## What is being asked
Copy each of the records below, keeping every line identical to the original.

□ □ □ □

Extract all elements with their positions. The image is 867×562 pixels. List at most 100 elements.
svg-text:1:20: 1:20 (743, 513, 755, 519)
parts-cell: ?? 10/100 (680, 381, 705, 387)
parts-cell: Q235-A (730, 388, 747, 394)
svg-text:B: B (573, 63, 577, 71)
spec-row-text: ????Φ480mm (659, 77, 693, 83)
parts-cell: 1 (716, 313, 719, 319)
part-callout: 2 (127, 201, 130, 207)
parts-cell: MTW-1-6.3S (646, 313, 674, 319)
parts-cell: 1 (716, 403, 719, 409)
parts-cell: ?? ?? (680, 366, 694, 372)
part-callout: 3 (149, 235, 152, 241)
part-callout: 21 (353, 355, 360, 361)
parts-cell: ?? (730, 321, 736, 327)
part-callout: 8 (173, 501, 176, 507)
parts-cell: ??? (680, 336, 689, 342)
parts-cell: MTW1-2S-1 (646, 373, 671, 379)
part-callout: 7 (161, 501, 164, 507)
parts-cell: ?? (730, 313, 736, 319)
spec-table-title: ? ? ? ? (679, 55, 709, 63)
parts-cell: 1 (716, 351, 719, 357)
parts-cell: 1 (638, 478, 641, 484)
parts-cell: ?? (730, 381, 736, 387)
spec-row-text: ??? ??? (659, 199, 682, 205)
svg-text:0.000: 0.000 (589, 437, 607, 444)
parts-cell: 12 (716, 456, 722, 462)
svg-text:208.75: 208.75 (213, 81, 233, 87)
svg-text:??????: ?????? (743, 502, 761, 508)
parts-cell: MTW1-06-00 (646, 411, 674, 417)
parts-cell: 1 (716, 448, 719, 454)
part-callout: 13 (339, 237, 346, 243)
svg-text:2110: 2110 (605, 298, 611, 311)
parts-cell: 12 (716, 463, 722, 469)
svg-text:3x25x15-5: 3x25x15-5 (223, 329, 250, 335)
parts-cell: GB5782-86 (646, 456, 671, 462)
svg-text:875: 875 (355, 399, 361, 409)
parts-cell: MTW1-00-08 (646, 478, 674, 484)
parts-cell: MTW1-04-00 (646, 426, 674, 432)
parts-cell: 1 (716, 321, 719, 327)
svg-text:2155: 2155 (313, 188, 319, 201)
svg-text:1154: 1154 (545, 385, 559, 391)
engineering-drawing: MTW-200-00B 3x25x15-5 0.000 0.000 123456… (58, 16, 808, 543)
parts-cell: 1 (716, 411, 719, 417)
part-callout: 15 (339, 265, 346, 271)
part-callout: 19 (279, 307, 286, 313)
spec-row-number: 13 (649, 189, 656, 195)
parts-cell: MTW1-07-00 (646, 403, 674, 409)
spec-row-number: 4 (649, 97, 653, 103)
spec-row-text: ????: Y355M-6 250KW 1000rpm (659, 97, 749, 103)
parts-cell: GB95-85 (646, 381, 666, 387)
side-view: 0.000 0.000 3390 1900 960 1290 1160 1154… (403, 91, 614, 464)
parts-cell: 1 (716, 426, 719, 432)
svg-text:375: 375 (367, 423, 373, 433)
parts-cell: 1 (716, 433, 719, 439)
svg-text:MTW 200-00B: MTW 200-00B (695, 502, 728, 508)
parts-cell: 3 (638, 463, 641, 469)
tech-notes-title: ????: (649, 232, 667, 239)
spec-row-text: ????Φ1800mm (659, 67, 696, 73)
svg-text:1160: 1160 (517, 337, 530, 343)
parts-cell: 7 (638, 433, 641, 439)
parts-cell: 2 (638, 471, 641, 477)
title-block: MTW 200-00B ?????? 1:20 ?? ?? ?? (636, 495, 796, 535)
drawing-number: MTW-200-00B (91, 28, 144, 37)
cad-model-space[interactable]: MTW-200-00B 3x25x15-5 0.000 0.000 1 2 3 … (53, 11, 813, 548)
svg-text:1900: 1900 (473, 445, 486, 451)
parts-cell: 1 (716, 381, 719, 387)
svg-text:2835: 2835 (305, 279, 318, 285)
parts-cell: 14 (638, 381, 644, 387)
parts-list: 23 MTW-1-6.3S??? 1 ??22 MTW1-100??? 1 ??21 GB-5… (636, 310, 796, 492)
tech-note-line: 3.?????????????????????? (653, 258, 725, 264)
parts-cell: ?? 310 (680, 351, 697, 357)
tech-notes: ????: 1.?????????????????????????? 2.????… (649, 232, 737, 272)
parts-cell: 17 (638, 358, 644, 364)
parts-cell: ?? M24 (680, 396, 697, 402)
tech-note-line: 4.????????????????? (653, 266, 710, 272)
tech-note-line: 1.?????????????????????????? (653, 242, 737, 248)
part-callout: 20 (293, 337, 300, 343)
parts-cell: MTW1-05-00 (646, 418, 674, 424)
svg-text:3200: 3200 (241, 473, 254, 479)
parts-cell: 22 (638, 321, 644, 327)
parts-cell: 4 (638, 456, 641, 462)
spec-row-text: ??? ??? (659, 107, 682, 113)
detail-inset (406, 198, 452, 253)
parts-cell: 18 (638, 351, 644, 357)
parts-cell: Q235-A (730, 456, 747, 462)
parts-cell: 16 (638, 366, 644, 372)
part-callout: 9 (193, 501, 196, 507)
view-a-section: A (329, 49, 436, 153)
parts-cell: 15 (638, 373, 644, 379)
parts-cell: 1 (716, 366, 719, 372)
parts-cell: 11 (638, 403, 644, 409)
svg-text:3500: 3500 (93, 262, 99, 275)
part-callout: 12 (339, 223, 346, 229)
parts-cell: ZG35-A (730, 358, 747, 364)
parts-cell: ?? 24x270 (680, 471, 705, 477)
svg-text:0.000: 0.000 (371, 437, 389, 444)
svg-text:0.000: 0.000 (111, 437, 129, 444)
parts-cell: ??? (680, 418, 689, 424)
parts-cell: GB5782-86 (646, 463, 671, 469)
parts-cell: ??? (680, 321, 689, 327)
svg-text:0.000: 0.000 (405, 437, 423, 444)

□ □ □ □

## Task result
Extract all elements with their positions. The image is 867×562 pixels. List at most 100 elements.
svg-text:1:20: 1:20 (743, 513, 755, 519)
parts-cell: ?? 10/100 (680, 381, 705, 387)
parts-cell: Q235-A (730, 388, 747, 394)
svg-text:B: B (573, 63, 577, 71)
spec-row-text: ????Φ480mm (659, 77, 693, 83)
parts-cell: 1 (716, 313, 719, 319)
part-callout: 2 (127, 201, 130, 207)
parts-cell: MTW-1-6.3S (646, 313, 674, 319)
parts-cell: 1 (716, 403, 719, 409)
parts-cell: ?? ?? (680, 366, 694, 372)
part-callout: 3 (149, 235, 152, 241)
part-callout: 21 (353, 355, 360, 361)
parts-cell: ?? (730, 321, 736, 327)
part-callout: 8 (173, 501, 176, 507)
parts-cell: ??? (680, 336, 689, 342)
parts-cell: MTW1-2S-1 (646, 373, 671, 379)
part-callout: 7 (161, 501, 164, 507)
parts-cell: ?? (730, 313, 736, 319)
spec-table-title: ? ? ? ? (679, 55, 709, 63)
parts-cell: 1 (716, 351, 719, 357)
parts-cell: 1 (638, 478, 641, 484)
parts-cell: ?? (730, 381, 736, 387)
spec-row-text: ??? ??? (659, 199, 682, 205)
svg-text:0.000: 0.000 (589, 437, 607, 444)
parts-cell: 12 (716, 456, 722, 462)
svg-text:208.75: 208.75 (213, 81, 233, 87)
svg-text:??????: ?????? (743, 502, 761, 508)
parts-cell: MTW1-06-00 (646, 411, 674, 417)
parts-cell: 1 (716, 448, 719, 454)
part-callout: 13 (339, 237, 346, 243)
svg-text:2110: 2110 (605, 298, 611, 311)
parts-cell: 12 (716, 463, 722, 469)
svg-text:3x25x15-5: 3x25x15-5 (223, 329, 250, 335)
parts-cell: GB5782-86 (646, 456, 671, 462)
svg-text:875: 875 (355, 399, 361, 409)
parts-cell: MTW1-00-08 (646, 478, 674, 484)
parts-cell: MTW1-04-00 (646, 426, 674, 432)
parts-cell: 1 (716, 321, 719, 327)
svg-text:2155: 2155 (313, 188, 319, 201)
svg-text:1154: 1154 (545, 385, 559, 391)
engineering-drawing: MTW-200-00B 3x25x15-5 0.000 0.000 123456… (58, 16, 808, 543)
parts-cell: 1 (716, 411, 719, 417)
part-callout: 15 (339, 265, 346, 271)
part-callout: 19 (279, 307, 286, 313)
spec-row-number: 13 (649, 189, 656, 195)
parts-cell: MTW1-07-00 (646, 403, 674, 409)
spec-row-number: 4 (649, 97, 653, 103)
spec-row-text: ????: Y355M-6 250KW 1000rpm (659, 97, 749, 103)
parts-cell: GB95-85 (646, 381, 666, 387)
side-view: 0.000 0.000 3390 1900 960 1290 1160 1154… (403, 91, 614, 464)
parts-cell: 1 (716, 426, 719, 432)
svg-text:375: 375 (367, 423, 373, 433)
parts-cell: 1 (716, 433, 719, 439)
svg-text:MTW 200-00B: MTW 200-00B (695, 502, 728, 508)
parts-cell: 3 (638, 463, 641, 469)
tech-notes-title: ????: (649, 232, 667, 239)
spec-row-text: ????Φ1800mm (659, 67, 696, 73)
svg-text:1160: 1160 (517, 337, 530, 343)
parts-cell: 7 (638, 433, 641, 439)
parts-cell: 2 (638, 471, 641, 477)
title-block: MTW 200-00B ?????? 1:20 ?? ?? ?? (636, 495, 796, 535)
drawing-number: MTW-200-00B (91, 28, 144, 37)
cad-model-space[interactable]: MTW-200-00B 3x25x15-5 0.000 0.000 1 2 3 … (53, 11, 813, 548)
svg-text:1900: 1900 (473, 445, 486, 451)
parts-cell: 1 (716, 381, 719, 387)
svg-text:2835: 2835 (305, 279, 318, 285)
parts-cell: 14 (638, 381, 644, 387)
parts-list: 23 MTW-1-6.3S??? 1 ??22 MTW1-100??? 1 ??21 GB-5… (636, 310, 796, 492)
tech-note-line: 3.?????????????????????? (653, 258, 725, 264)
parts-cell: ?? 310 (680, 351, 697, 357)
tech-notes: ????: 1.?????????????????????????? 2.????… (649, 232, 737, 272)
parts-cell: 17 (638, 358, 644, 364)
parts-cell: ?? M24 (680, 396, 697, 402)
tech-note-line: 4.????????????????? (653, 266, 710, 272)
tech-note-line: 1.?????????????????????????? (653, 242, 737, 248)
part-callout: 20 (293, 337, 300, 343)
parts-cell: MTW1-05-00 (646, 418, 674, 424)
svg-text:3200: 3200 (241, 473, 254, 479)
parts-cell: 22 (638, 321, 644, 327)
parts-cell: 4 (638, 456, 641, 462)
spec-row-text: ??? ??? (659, 107, 682, 113)
detail-inset (406, 198, 452, 253)
parts-cell: 18 (638, 351, 644, 357)
parts-cell: Q235-A (730, 456, 747, 462)
parts-cell: 16 (638, 366, 644, 372)
part-callout: 9 (193, 501, 196, 507)
view-a-section: A (329, 49, 436, 153)
parts-cell: 15 (638, 373, 644, 379)
parts-cell: 1 (716, 366, 719, 372)
parts-cell: 11 (638, 403, 644, 409)
svg-text:3500: 3500 (93, 262, 99, 275)
part-callout: 12 (339, 223, 346, 229)
parts-cell: ZG35-A (730, 358, 747, 364)
parts-cell: ?? 24x270 (680, 471, 705, 477)
svg-text:0.000: 0.000 (371, 437, 389, 444)
svg-text:0.000: 0.000 (111, 437, 129, 444)
parts-cell: ??? (680, 418, 689, 424)
parts-cell: GB5782-86 (646, 463, 671, 469)
parts-cell: ??? (680, 321, 689, 327)
svg-text:0.000: 0.000 (405, 437, 423, 444)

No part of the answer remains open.